▶ **Goal**
Pull out every line below containing the word "right".

▶ **Task input**
_ _ _
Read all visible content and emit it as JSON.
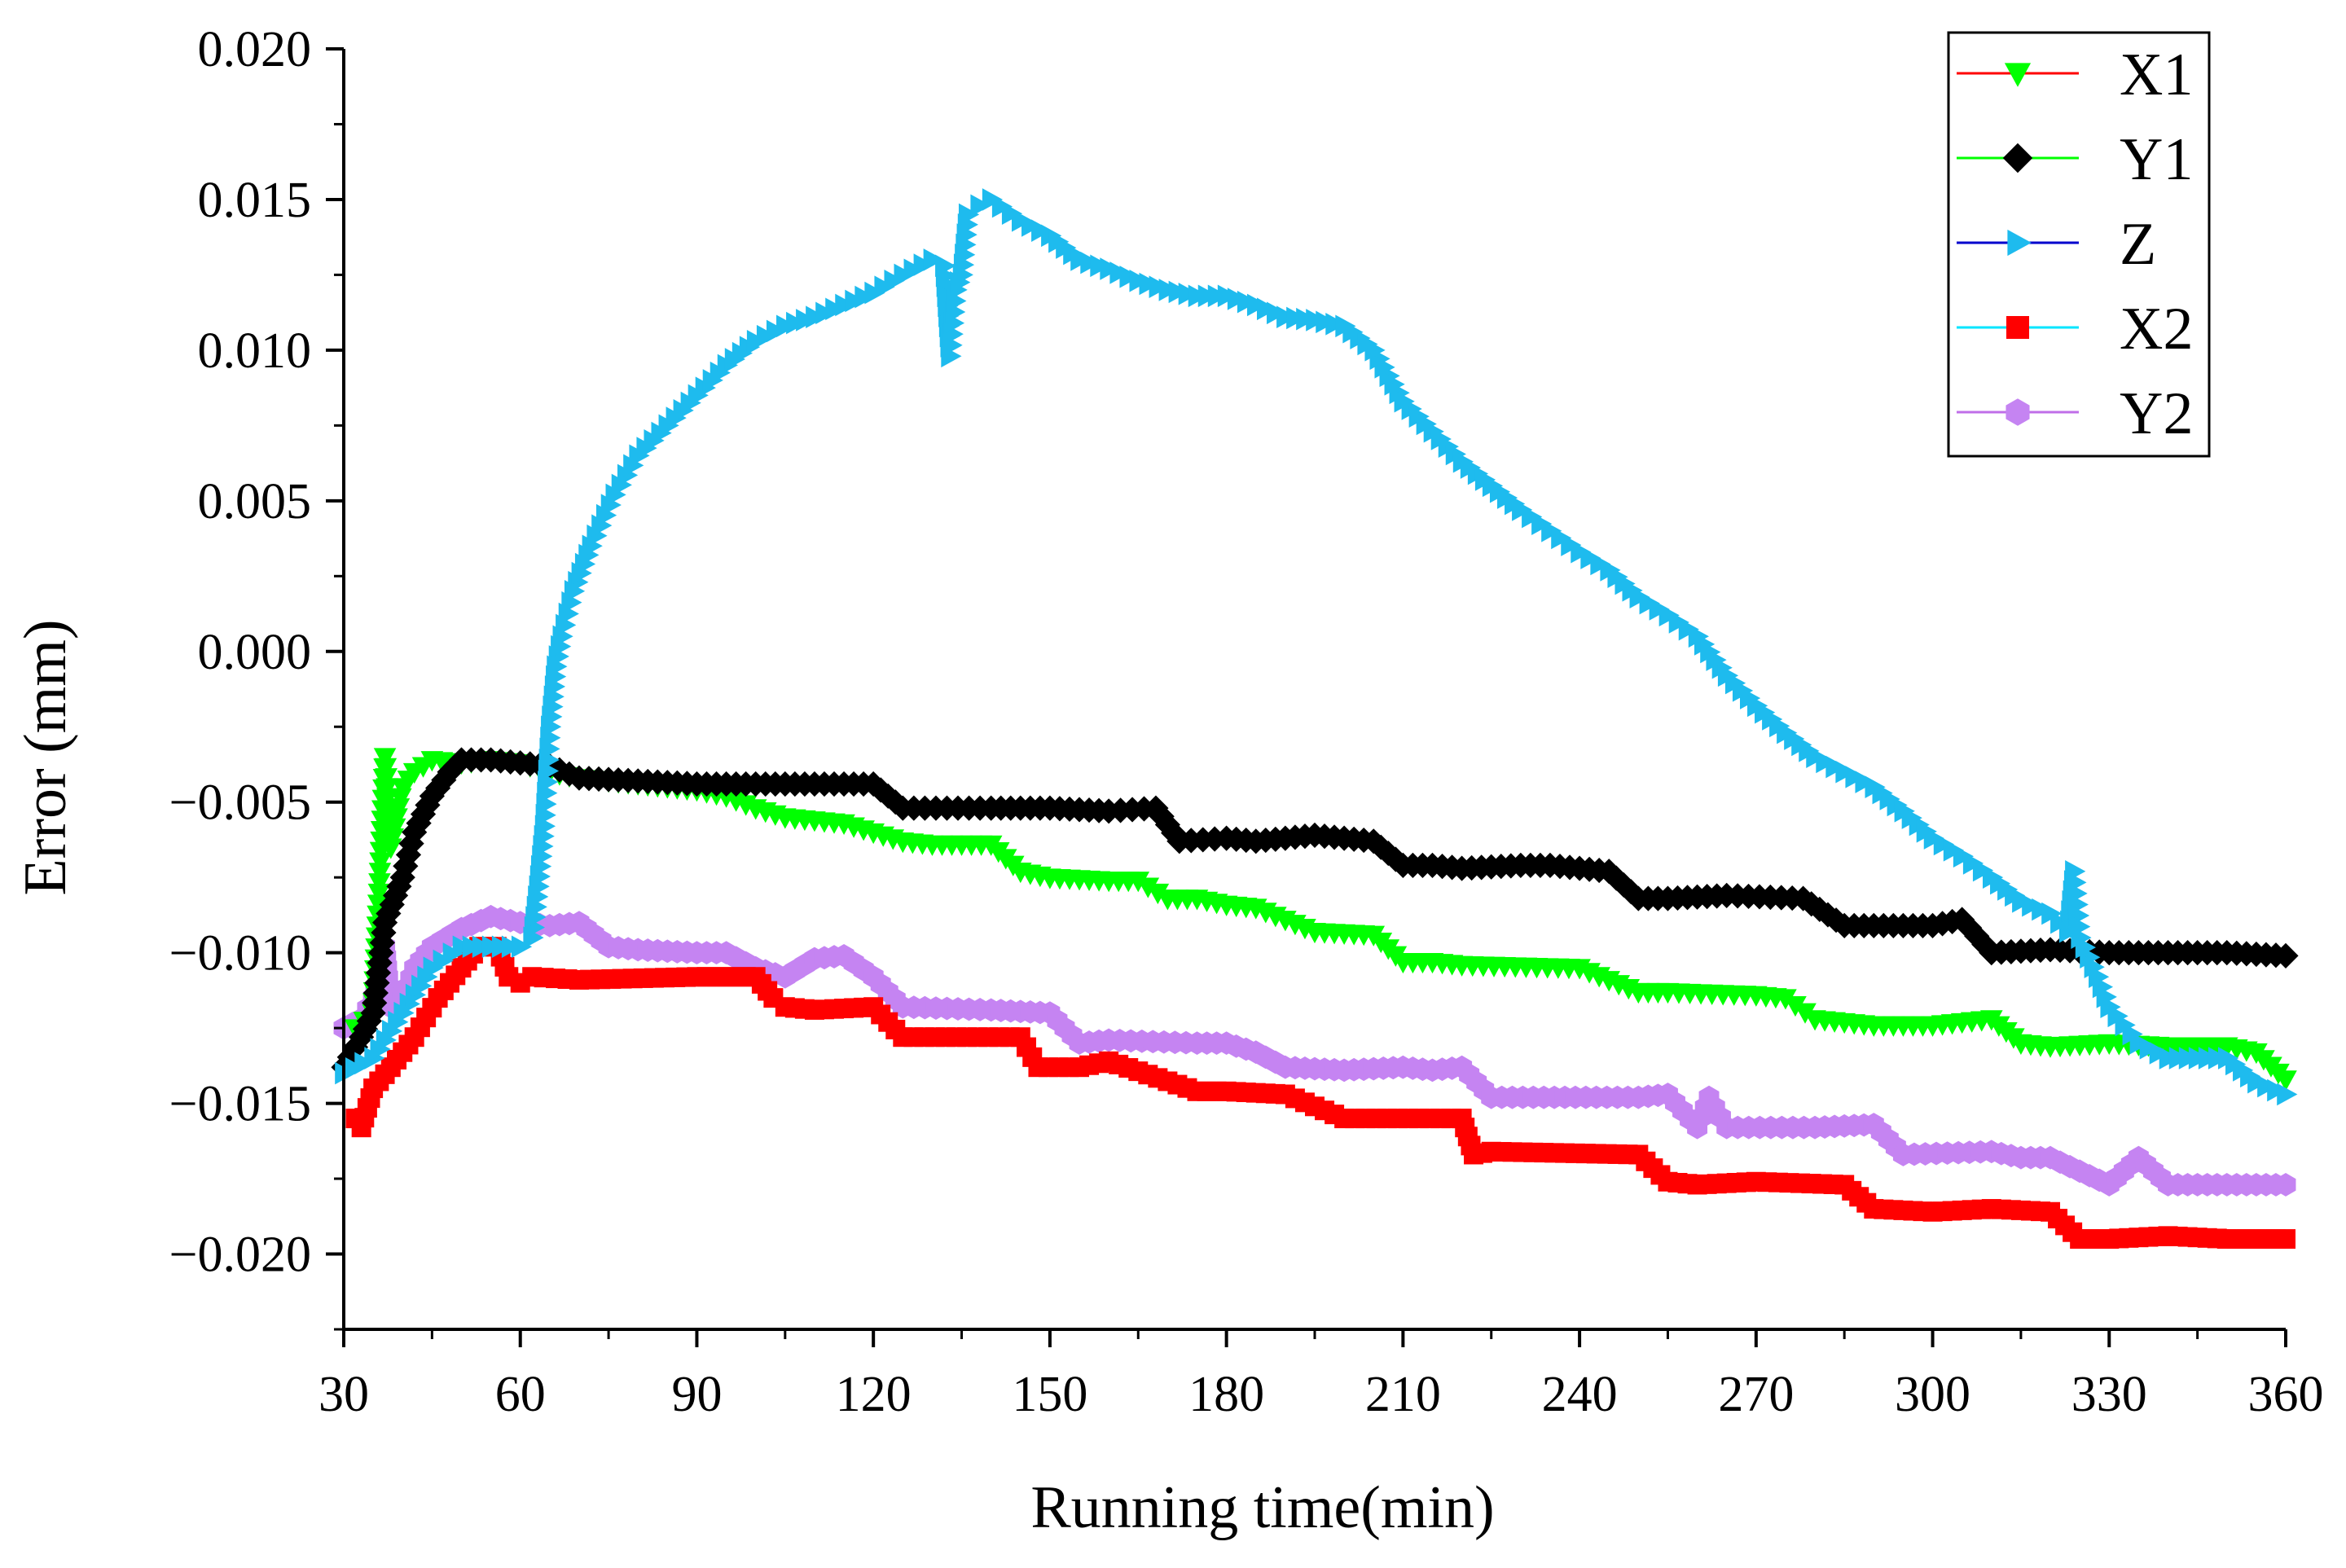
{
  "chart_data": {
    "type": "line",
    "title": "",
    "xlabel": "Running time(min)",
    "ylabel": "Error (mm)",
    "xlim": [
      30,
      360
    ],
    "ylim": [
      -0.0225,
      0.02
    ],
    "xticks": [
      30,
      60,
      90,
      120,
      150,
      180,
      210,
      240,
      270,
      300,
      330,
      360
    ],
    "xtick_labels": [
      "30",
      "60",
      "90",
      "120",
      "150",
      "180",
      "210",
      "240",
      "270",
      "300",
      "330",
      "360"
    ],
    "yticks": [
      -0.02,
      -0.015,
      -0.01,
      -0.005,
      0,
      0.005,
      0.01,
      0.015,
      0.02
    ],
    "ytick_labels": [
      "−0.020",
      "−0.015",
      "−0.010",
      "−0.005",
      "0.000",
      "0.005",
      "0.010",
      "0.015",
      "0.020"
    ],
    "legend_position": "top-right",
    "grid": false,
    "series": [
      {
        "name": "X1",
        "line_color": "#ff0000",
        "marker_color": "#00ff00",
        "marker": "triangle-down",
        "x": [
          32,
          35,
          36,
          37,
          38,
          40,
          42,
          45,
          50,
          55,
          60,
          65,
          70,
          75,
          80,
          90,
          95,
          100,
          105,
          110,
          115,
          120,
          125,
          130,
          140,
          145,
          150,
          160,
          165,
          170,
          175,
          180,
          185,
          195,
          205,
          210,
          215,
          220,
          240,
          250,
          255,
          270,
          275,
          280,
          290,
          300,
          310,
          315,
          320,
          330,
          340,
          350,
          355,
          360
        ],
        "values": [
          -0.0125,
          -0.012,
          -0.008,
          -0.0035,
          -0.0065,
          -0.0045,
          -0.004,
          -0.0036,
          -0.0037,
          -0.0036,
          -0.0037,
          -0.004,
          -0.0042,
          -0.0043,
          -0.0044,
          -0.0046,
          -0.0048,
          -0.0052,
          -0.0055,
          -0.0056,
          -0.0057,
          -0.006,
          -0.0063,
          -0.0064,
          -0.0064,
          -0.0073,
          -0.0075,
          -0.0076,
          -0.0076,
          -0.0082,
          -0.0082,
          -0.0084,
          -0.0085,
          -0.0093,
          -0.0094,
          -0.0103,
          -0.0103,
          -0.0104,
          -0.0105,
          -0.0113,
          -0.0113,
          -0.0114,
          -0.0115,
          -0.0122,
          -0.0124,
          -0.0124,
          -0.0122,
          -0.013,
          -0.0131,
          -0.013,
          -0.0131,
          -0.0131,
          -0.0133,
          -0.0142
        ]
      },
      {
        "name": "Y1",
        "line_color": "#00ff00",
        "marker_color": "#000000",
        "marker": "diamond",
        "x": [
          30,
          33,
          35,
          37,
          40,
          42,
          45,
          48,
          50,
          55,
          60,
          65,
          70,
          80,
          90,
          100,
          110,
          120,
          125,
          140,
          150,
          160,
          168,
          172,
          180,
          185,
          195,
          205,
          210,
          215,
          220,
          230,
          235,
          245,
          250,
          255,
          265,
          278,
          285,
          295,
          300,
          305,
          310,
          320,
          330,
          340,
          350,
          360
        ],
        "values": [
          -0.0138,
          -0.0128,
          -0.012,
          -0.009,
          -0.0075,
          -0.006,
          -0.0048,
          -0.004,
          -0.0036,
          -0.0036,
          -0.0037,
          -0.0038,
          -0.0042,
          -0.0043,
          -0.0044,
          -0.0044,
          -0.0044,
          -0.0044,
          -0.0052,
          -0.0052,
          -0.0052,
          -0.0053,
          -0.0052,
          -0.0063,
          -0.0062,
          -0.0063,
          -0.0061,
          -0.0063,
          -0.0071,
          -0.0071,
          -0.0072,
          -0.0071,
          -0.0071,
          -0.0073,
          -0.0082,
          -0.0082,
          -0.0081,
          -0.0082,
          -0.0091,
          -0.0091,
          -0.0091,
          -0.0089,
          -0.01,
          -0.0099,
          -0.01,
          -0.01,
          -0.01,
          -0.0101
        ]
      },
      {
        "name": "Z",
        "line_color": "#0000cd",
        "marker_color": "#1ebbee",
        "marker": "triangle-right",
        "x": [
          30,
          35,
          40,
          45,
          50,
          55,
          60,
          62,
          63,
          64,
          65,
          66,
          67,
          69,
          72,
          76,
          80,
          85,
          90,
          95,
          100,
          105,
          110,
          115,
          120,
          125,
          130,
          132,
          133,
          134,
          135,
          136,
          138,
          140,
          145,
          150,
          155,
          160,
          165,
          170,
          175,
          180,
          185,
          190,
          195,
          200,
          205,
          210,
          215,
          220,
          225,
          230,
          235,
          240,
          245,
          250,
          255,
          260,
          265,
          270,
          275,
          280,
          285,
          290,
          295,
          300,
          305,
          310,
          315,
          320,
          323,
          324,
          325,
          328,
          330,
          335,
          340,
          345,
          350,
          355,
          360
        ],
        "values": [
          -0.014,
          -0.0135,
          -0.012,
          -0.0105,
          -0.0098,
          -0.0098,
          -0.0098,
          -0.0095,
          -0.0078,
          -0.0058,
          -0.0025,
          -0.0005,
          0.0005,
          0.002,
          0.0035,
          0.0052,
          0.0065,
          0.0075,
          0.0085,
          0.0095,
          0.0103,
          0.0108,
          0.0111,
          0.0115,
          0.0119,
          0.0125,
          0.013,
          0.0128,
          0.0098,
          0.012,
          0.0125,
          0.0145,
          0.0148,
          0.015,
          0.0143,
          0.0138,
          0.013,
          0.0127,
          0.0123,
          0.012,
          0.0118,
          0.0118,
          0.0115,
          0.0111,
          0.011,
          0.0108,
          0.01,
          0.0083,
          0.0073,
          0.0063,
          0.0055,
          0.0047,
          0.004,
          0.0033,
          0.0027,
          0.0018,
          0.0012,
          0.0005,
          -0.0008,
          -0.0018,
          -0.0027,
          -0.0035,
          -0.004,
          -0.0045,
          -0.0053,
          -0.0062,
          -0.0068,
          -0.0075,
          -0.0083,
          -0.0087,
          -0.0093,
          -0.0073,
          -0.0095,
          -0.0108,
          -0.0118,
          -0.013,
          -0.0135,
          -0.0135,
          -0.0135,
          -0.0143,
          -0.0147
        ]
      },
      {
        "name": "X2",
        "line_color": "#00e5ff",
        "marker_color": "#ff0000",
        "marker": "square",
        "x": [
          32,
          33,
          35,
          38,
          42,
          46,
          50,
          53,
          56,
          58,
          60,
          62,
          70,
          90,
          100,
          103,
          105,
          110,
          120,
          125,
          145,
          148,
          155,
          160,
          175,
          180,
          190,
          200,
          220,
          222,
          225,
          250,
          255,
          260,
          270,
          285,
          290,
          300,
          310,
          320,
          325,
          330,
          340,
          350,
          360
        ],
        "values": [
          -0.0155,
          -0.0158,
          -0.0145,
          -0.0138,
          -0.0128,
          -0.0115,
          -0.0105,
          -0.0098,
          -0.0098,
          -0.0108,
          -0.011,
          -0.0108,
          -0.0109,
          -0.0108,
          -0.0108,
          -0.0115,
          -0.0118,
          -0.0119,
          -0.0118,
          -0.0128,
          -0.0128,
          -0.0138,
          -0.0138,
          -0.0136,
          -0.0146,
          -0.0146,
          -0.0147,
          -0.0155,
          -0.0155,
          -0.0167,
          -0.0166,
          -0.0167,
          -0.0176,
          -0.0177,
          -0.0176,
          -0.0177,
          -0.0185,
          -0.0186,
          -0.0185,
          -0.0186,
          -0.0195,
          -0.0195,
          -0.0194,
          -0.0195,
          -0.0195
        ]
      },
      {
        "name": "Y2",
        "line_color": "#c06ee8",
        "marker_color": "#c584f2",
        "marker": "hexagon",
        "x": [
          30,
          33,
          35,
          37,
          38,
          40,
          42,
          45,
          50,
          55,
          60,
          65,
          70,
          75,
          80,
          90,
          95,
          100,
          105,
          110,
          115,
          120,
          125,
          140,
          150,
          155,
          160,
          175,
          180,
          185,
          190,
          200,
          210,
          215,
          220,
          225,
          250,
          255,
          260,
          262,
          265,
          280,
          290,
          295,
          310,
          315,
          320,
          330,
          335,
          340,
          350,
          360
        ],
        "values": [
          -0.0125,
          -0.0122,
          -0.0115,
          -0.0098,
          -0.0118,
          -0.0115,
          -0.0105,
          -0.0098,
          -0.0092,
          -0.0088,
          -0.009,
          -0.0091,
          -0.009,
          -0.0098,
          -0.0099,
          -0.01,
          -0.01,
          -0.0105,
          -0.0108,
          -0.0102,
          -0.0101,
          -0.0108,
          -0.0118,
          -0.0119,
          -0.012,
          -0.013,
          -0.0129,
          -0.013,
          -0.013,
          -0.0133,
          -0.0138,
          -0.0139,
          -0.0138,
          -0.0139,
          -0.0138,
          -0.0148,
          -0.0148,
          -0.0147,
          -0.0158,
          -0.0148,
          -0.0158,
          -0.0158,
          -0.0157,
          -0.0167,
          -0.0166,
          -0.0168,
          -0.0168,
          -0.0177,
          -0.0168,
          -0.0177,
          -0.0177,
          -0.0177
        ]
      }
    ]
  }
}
_ _ _
▶ **Answer to the exercise**
    "legend_position": "top-right",
        "marker": "triangle-right",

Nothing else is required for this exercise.